— SOURCE —
====

Peri with Yesh Atid Chairman Yair Lapid (Photo: Ohad Zwigenberg)
This coming Sunday, in a long meeting expected to go on into the night, the ministers are expected to approve the proposal items one by one, and then the bill will be raised to the Ministerial Committee on Legislation, after which it will be submitted for further proceedings in the Knesset.
Personal responsibility of yeshiva heads
Every 17-year-old military service candidate is already bound to report for registration and examination (first notice). The new bill proposes creating a center for haredi absorption within the defense system.
Not reporting to duty will lead to criminal sanctions provided by law. In addition, a 17-year-old not reporting will not be able to be included in future unique yeshiva programs (such as service deferment) and will not be budgeted for yeshiva studies from age 18.
The bill states that in the final outline, service postponement will be given solely from age 18 to 21 for Torah study.
The new law bears personal liability on the yeshiva heads for the first time. Service deferment will be subject to yeshiva students and heads filing statements that the student is in fact studying, and committing to reporting any condition changes during that period of time. Filing a false affidavit would be a criminal offense.

====

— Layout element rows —
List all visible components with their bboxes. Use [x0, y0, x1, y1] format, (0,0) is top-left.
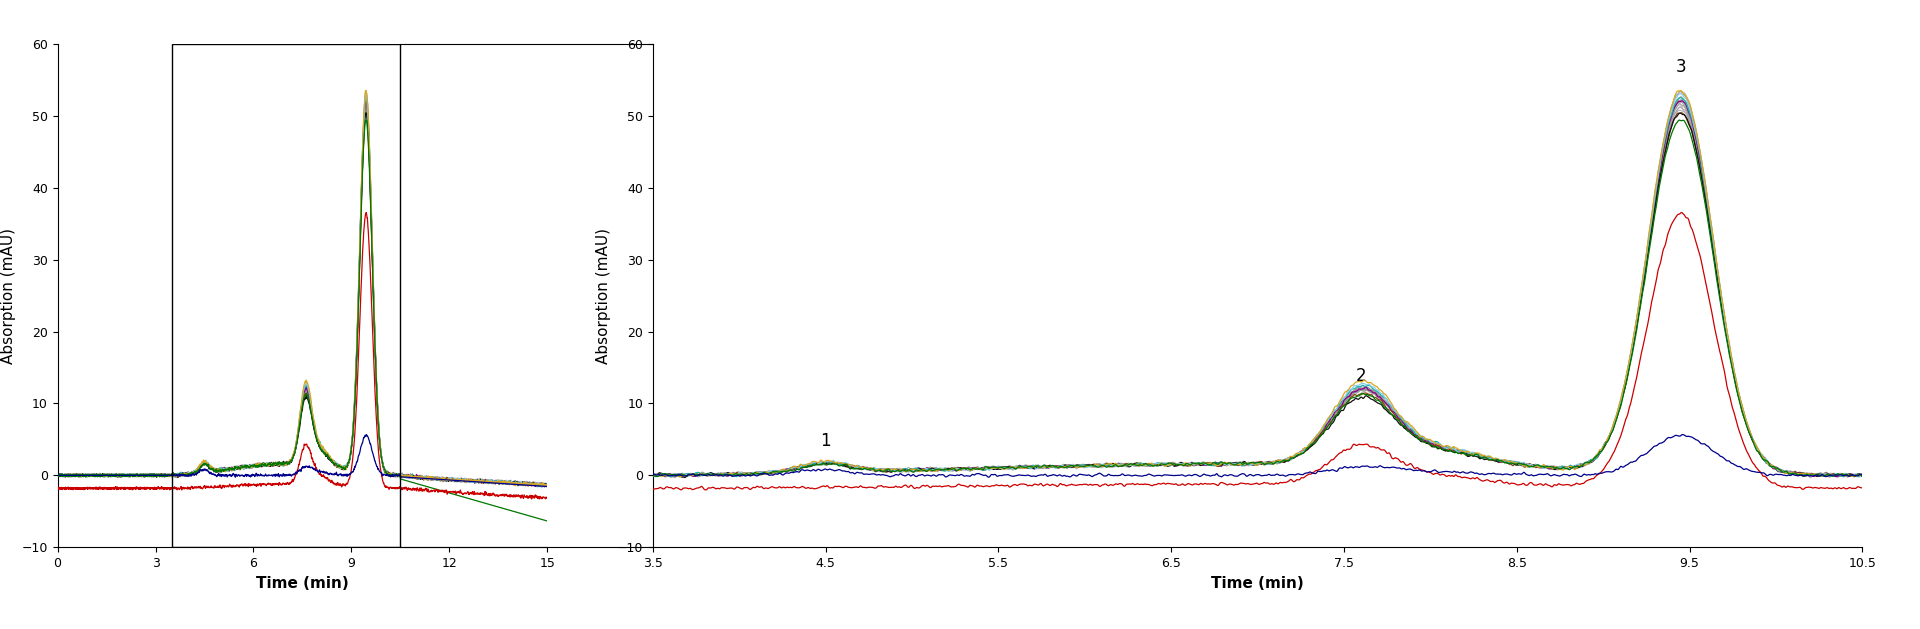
- Text: 1: 1: [820, 432, 831, 450]
- Text: 3: 3: [1676, 58, 1686, 76]
- Y-axis label: Absorption (mAU): Absorption (mAU): [0, 228, 15, 364]
- X-axis label: Time (min): Time (min): [255, 576, 349, 591]
- Text: 2: 2: [1356, 367, 1367, 386]
- Bar: [173, 44, 401, 547]
- Y-axis label: Absorption (mAU): Absorption (mAU): [595, 228, 611, 364]
- X-axis label: Time (min): Time (min): [1212, 576, 1304, 591]
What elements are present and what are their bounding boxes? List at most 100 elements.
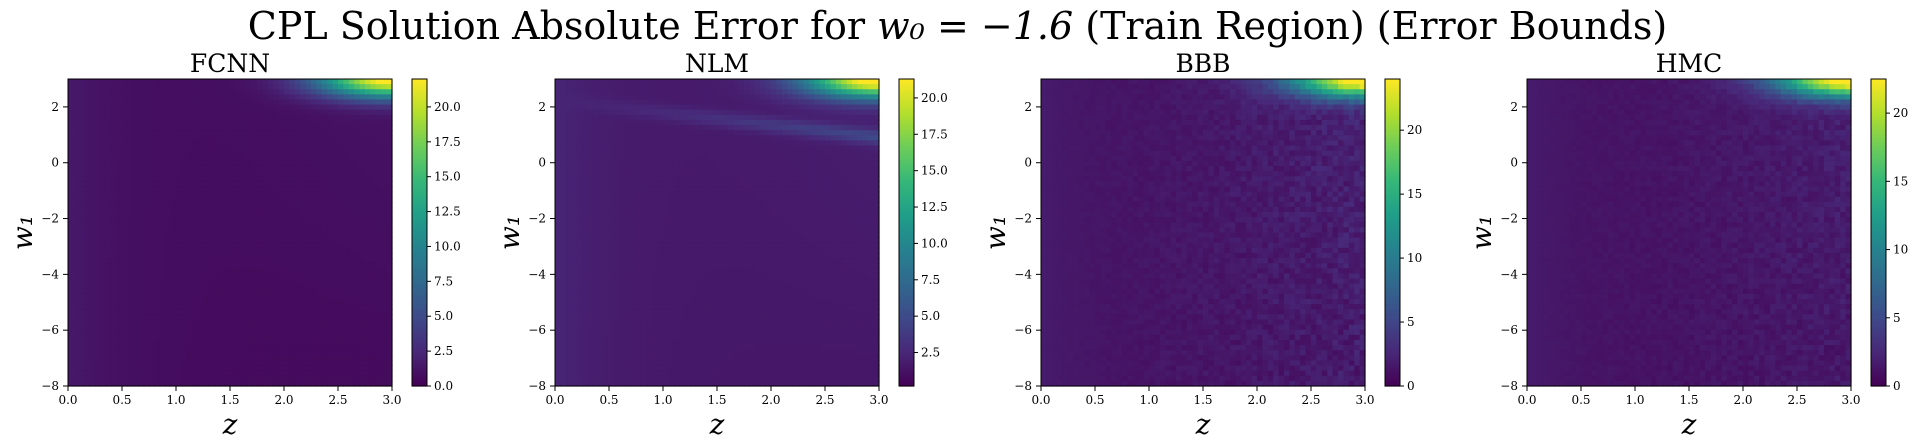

====

— WRITTEN TASK A —
According to the draft bill article, between what ages will service postponement be given for Torah study in the final outline?
— WRITTEN TASK B —
Please copy the rows word for word, beginning at the first line of the rows and stopping after the line that contains "228, 15, 364]". Leave out the pictures.

— FINAL ANSWER A —
From age 18 to 21.

— FINAL ANSWER B —
List all visible components with their bboxes. Use [x0, y0, x1, y1] format, (0,0) is top-left.
- Text: 1: 1: [820, 432, 831, 450]
- Text: 3: 3: [1676, 58, 1686, 76]
- Y-axis label: Absorption (mAU): Absorption (mAU): [0, 228, 15, 364]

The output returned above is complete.